Supplied entries:
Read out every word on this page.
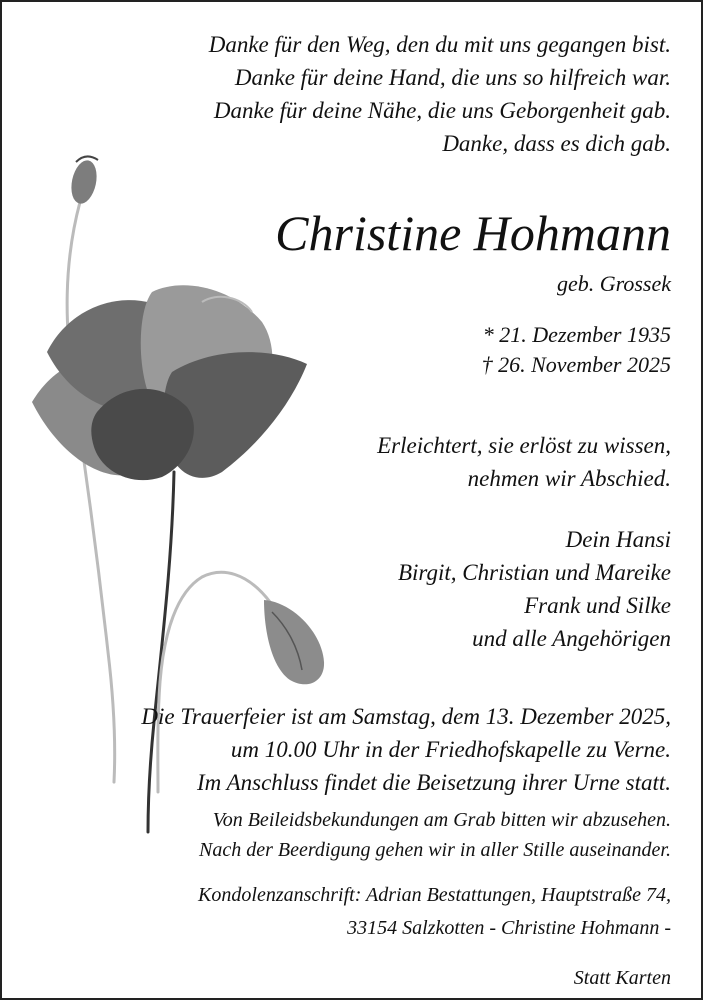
Danke für den Weg, den du mit uns gegangen bist.
Danke für deine Hand, die uns so hilfreich war.
Danke für deine Nähe, die uns Geborgenheit gab.
Danke, dass es dich gab.
Christine Hohmann
geb. Grossek
* 21. Dezember 1935
† 26. November 2025
Erleichtert, sie erlöst zu wissen,
nehmen wir Abschied.
Dein Hansi
Birgit, Christian und Mareike
Frank und Silke
und alle Angehörigen
Die Trauerfeier ist am Samstag, dem 13. Dezember 2025,
um 10.00 Uhr in der Friedhofskapelle zu Verne.
Im Anschluss findet die Beisetzung ihrer Urne statt.
Von Beileidsbekundungen am Grab bitten wir abzusehen.
Nach der Beerdigung gehen wir in aller Stille auseinander.
Kondolenzanschrift: Adrian Bestattungen, Hauptstraße 74,
33154 Salzkotten - Christine Hohmann -
Statt Karten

Exercise requirements:
Repeat the data above exactly, but not the pictures.

Answer to this task:
Read out every word on this page.
Danke für den Weg, den du mit uns gegangen bist.
Danke für deine Hand, die uns so hilfreich war.
Danke für deine Nähe, die uns Geborgenheit gab.
Danke, dass es dich gab.
Christine Hohmann
geb. Grossek
* 21. Dezember 1935
† 26. November 2025
Erleichtert, sie erlöst zu wissen,
nehmen wir Abschied.
Dein Hansi
Birgit, Christian und Mareike
Frank und Silke
und alle Angehörigen
Die Trauerfeier ist am Samstag, dem 13. Dezember 2025,
um 10.00 Uhr in der Friedhofskapelle zu Verne.
Im Anschluss findet die Beisetzung ihrer Urne statt.
Von Beileidsbekundungen am Grab bitten wir abzusehen.
Nach der Beerdigung gehen wir in aller Stille auseinander.
Kondolenzanschrift: Adrian Bestattungen, Hauptstraße 74,
33154 Salzkotten - Christine Hohmann -
Statt Karten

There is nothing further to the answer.